Dataset.
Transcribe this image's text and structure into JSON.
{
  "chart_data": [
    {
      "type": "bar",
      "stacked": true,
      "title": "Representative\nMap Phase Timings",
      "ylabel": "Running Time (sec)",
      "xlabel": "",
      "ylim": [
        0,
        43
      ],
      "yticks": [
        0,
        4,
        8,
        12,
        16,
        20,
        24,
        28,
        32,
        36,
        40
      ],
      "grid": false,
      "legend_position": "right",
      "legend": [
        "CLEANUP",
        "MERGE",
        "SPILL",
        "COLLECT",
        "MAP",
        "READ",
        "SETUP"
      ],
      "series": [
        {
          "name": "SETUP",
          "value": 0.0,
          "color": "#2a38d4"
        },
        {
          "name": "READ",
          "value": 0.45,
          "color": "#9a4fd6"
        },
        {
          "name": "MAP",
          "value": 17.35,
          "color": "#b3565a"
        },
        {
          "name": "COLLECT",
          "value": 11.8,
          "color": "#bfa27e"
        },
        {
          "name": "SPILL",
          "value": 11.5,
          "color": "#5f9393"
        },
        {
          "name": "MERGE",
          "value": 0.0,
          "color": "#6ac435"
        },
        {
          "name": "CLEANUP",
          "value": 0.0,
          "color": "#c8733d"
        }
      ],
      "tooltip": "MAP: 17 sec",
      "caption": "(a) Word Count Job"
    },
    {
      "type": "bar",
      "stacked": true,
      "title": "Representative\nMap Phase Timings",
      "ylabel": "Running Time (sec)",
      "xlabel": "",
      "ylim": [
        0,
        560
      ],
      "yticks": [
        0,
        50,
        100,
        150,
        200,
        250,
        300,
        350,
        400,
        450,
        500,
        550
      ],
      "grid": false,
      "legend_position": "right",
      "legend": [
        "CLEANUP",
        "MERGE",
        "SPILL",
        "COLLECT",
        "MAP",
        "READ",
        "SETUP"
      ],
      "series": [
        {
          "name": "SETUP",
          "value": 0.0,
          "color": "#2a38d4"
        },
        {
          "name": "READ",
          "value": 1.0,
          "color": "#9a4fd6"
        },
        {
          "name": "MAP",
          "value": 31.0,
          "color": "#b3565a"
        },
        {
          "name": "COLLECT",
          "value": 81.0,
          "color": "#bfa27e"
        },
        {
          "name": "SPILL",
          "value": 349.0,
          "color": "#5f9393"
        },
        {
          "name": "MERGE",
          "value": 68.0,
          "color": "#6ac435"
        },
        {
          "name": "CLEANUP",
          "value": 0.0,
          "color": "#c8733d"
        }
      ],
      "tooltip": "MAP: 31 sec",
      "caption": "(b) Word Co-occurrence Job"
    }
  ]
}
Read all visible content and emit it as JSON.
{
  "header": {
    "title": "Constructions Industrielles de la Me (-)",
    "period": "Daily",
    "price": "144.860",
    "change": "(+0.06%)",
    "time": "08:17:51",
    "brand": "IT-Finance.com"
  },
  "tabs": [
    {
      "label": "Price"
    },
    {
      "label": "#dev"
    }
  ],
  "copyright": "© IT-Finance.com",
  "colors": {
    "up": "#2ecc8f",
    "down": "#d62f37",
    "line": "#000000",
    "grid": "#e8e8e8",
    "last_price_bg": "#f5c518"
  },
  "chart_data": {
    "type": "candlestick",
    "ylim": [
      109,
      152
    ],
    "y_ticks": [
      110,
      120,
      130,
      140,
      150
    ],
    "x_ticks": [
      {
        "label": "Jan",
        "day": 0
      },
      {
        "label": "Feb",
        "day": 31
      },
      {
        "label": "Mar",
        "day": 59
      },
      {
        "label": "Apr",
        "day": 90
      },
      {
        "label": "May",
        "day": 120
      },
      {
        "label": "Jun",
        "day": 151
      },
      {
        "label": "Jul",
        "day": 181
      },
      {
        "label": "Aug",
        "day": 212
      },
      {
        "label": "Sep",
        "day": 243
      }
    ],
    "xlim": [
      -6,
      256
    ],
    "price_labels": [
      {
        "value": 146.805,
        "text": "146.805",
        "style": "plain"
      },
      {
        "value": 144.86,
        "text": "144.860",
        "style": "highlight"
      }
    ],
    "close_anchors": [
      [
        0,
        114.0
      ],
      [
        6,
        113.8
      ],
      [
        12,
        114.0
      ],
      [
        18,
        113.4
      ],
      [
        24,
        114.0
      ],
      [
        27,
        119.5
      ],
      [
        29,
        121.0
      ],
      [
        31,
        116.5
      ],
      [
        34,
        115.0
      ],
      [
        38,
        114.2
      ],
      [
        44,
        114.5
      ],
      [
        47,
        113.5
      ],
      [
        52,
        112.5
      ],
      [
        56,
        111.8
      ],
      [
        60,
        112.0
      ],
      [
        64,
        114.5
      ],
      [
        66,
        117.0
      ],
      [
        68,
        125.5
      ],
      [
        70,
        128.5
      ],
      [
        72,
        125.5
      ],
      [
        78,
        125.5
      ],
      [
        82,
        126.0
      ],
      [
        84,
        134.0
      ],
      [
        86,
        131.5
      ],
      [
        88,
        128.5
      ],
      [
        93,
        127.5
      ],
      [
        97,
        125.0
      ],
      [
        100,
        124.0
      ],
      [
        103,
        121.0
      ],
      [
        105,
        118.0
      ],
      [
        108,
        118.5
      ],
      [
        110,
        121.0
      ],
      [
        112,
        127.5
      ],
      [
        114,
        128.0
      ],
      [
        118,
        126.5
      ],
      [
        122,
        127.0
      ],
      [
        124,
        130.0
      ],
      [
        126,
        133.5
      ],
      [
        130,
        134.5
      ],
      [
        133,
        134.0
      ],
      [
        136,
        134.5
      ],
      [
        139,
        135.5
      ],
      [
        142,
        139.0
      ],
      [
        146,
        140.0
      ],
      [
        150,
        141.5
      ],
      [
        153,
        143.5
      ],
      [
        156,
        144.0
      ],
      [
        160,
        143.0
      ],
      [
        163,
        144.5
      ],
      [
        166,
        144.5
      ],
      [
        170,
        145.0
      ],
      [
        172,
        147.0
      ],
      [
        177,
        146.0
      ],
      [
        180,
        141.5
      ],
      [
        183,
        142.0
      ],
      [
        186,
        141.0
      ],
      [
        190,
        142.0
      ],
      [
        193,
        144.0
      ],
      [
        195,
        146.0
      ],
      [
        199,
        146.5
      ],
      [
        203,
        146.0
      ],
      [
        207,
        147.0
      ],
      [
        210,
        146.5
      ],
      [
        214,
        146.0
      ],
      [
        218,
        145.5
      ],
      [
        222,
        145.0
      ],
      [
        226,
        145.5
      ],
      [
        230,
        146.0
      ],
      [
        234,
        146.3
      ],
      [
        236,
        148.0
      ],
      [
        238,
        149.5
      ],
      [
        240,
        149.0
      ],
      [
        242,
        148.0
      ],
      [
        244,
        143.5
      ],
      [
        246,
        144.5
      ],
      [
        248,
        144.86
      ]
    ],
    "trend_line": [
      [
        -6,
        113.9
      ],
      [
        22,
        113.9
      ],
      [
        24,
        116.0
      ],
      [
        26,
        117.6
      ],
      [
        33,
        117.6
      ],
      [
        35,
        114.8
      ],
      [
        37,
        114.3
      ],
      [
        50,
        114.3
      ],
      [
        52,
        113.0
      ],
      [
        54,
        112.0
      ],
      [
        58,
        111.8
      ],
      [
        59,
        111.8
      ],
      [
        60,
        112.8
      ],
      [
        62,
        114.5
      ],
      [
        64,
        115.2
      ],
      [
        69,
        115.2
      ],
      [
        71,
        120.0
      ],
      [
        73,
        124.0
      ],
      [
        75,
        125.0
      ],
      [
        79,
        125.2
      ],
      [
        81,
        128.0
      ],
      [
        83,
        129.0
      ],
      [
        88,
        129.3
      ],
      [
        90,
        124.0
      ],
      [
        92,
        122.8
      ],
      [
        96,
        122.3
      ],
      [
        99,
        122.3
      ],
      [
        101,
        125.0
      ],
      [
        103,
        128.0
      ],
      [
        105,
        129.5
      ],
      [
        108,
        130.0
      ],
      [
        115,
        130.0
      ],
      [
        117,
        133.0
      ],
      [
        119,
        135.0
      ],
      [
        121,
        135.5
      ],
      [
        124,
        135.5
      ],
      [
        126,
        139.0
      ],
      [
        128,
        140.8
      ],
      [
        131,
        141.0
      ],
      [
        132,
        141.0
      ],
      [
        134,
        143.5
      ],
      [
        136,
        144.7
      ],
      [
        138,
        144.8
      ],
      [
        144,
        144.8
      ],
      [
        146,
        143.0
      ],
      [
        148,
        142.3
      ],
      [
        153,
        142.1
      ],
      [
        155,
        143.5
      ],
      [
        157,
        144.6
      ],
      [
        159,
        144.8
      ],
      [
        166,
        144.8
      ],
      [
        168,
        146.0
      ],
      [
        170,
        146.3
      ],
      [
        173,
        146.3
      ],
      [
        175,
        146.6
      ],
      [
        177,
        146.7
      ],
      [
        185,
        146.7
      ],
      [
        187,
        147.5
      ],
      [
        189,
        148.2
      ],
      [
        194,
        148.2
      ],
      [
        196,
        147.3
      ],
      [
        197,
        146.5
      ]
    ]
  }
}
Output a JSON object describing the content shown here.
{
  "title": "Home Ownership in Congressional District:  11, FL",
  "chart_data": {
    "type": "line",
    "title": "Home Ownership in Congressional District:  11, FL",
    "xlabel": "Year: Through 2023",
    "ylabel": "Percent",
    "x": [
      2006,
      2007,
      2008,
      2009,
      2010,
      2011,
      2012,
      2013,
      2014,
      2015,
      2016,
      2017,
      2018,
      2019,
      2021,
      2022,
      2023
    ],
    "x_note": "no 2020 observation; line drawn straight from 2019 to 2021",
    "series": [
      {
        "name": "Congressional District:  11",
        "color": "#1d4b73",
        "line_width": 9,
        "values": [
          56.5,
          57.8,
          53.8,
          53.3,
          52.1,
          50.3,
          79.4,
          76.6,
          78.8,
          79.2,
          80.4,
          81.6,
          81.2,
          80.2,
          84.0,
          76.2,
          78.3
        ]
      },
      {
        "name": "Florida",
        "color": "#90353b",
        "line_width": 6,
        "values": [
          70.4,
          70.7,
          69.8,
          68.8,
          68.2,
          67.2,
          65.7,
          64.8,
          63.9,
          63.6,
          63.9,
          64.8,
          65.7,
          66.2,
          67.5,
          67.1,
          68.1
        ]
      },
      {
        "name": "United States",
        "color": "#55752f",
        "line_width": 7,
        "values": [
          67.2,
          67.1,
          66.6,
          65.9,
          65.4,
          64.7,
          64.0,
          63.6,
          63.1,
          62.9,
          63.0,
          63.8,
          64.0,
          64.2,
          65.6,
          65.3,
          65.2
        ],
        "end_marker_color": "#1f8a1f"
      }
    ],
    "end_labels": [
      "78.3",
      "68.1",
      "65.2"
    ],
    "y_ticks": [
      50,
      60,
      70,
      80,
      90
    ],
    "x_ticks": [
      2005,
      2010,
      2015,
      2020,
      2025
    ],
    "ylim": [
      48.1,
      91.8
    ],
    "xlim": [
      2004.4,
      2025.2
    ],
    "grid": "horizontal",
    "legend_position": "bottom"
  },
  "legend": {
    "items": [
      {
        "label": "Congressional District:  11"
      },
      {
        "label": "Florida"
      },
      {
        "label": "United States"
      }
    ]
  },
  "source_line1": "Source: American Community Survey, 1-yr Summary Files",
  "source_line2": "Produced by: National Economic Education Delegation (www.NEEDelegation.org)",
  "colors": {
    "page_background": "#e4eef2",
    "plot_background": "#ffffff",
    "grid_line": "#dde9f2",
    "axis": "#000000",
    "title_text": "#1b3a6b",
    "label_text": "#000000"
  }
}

Work instructions. Identify each line in the records above that contains the word "tooltip", and copy it out in full.

Answer in full.
      "tooltip": "MAP: 17 sec",
      "tooltip": "MAP: 31 sec",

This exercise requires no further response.